PROBLEM TO WORK ON >> Return each line that holds the word "name".

MATERIAL TO PROCESS >>
__________
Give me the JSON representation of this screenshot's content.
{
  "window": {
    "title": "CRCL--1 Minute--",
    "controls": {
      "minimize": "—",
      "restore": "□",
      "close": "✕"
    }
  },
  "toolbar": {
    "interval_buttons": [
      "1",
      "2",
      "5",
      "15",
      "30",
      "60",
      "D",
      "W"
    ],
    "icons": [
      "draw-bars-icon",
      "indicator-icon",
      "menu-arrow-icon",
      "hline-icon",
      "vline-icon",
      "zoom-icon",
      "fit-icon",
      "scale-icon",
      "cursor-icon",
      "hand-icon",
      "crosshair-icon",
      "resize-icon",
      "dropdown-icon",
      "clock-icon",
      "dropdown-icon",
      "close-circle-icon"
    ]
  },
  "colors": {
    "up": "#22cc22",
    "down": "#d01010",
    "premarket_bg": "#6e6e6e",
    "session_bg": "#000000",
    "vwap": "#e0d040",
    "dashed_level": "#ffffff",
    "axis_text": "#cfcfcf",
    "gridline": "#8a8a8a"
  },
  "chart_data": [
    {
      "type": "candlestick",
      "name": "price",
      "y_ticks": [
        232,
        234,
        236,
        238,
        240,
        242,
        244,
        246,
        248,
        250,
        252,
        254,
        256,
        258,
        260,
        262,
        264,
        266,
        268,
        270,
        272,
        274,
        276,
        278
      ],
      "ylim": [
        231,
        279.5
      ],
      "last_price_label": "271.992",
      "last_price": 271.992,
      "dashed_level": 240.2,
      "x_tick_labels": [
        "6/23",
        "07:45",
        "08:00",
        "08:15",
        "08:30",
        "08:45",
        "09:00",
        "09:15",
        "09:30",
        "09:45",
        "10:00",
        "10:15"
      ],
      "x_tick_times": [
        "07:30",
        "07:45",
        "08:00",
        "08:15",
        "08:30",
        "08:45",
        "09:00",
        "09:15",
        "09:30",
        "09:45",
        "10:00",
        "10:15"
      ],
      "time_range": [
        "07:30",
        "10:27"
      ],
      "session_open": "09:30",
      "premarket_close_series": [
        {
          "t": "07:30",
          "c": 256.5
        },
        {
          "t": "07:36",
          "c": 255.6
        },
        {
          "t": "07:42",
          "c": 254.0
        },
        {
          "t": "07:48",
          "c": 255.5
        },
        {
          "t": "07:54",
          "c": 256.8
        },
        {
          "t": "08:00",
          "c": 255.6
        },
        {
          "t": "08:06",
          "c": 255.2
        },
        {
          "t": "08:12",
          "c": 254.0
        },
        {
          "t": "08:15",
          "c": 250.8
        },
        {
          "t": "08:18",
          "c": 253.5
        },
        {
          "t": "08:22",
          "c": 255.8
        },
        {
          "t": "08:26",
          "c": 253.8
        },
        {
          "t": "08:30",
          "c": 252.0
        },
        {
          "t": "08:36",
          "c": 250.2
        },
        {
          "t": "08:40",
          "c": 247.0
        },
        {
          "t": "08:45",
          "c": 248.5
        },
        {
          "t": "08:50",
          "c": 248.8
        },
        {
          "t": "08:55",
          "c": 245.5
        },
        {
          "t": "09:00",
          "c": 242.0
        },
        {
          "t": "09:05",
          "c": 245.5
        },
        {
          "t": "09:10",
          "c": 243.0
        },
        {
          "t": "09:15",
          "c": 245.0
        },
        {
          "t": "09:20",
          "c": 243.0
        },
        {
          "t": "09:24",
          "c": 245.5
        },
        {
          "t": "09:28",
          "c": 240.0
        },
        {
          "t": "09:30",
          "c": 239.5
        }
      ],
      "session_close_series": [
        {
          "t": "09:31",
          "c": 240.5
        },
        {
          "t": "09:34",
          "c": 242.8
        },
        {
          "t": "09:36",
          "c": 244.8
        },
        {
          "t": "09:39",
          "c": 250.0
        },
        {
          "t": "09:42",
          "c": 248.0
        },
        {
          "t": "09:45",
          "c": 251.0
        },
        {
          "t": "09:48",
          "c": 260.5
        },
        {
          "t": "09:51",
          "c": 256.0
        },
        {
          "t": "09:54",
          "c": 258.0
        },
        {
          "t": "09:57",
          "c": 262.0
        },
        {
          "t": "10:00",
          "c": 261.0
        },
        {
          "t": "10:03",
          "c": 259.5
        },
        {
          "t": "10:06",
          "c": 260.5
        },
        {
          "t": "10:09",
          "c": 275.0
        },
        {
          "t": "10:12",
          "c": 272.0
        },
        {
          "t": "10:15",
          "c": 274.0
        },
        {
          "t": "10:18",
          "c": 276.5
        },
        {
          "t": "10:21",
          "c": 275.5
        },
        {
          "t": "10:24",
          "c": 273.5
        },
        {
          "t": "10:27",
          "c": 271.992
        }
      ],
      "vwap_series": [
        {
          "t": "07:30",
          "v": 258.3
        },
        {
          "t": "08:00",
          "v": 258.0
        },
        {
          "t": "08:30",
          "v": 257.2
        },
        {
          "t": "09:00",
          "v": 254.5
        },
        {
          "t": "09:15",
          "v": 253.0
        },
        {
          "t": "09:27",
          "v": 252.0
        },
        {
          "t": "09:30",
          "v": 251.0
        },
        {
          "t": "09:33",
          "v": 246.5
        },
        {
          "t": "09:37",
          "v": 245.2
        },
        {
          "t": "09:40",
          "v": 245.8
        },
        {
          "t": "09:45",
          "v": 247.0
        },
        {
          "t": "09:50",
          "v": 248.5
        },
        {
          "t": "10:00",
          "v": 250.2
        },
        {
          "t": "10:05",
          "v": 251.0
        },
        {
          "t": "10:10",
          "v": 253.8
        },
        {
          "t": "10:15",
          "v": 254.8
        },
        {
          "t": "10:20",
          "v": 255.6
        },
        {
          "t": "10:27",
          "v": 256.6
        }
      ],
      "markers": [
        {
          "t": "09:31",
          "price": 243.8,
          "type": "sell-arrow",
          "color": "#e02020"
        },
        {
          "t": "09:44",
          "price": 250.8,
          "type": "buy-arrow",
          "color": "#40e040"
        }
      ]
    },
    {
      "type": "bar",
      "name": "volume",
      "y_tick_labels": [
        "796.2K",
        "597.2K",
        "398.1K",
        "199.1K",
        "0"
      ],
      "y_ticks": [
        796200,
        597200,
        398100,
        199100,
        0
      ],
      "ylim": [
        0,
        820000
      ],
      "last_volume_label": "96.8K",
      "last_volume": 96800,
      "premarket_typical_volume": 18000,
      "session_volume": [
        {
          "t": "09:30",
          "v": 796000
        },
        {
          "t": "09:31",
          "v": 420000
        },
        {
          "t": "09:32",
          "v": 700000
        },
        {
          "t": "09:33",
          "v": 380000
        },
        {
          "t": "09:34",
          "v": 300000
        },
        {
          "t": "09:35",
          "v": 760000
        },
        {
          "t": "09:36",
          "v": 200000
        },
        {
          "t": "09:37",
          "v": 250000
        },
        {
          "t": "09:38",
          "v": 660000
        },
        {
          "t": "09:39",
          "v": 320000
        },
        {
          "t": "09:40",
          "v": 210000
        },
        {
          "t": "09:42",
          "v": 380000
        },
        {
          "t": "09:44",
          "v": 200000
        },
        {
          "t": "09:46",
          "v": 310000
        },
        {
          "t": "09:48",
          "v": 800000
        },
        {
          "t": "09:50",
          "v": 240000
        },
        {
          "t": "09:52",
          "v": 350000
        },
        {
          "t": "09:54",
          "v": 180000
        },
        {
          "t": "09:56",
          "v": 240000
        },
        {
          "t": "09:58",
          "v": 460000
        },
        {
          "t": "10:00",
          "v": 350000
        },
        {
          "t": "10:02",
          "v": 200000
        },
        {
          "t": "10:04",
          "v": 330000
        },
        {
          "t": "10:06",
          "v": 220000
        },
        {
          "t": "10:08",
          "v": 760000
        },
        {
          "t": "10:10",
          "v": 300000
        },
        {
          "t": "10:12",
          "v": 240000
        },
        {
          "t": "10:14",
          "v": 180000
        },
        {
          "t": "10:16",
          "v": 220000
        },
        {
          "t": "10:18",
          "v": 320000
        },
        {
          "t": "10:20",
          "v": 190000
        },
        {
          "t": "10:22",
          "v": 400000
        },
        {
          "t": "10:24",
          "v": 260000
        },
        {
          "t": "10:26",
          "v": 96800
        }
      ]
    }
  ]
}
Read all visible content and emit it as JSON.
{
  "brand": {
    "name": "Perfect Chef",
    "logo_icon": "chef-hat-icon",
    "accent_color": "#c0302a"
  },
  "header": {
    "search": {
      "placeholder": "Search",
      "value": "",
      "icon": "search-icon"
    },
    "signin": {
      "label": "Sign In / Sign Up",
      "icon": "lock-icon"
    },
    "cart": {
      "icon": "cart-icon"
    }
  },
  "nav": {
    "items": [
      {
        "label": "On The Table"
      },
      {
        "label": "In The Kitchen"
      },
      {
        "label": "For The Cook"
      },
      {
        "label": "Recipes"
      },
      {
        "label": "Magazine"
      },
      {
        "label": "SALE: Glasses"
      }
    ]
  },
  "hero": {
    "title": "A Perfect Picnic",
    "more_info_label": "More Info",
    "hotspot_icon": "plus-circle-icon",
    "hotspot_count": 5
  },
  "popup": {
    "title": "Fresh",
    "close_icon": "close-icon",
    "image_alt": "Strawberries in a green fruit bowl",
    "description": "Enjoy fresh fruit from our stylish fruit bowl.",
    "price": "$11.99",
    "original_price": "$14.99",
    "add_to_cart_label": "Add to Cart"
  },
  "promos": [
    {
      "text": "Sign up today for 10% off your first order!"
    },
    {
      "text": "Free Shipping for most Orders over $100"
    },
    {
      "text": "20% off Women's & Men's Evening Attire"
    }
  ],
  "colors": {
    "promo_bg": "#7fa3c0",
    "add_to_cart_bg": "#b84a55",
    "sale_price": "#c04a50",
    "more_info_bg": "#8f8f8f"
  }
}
__________
RIGHT ANSWER >>
      "name": "price",
      "name": "volume",
    "name": "Perfect Chef",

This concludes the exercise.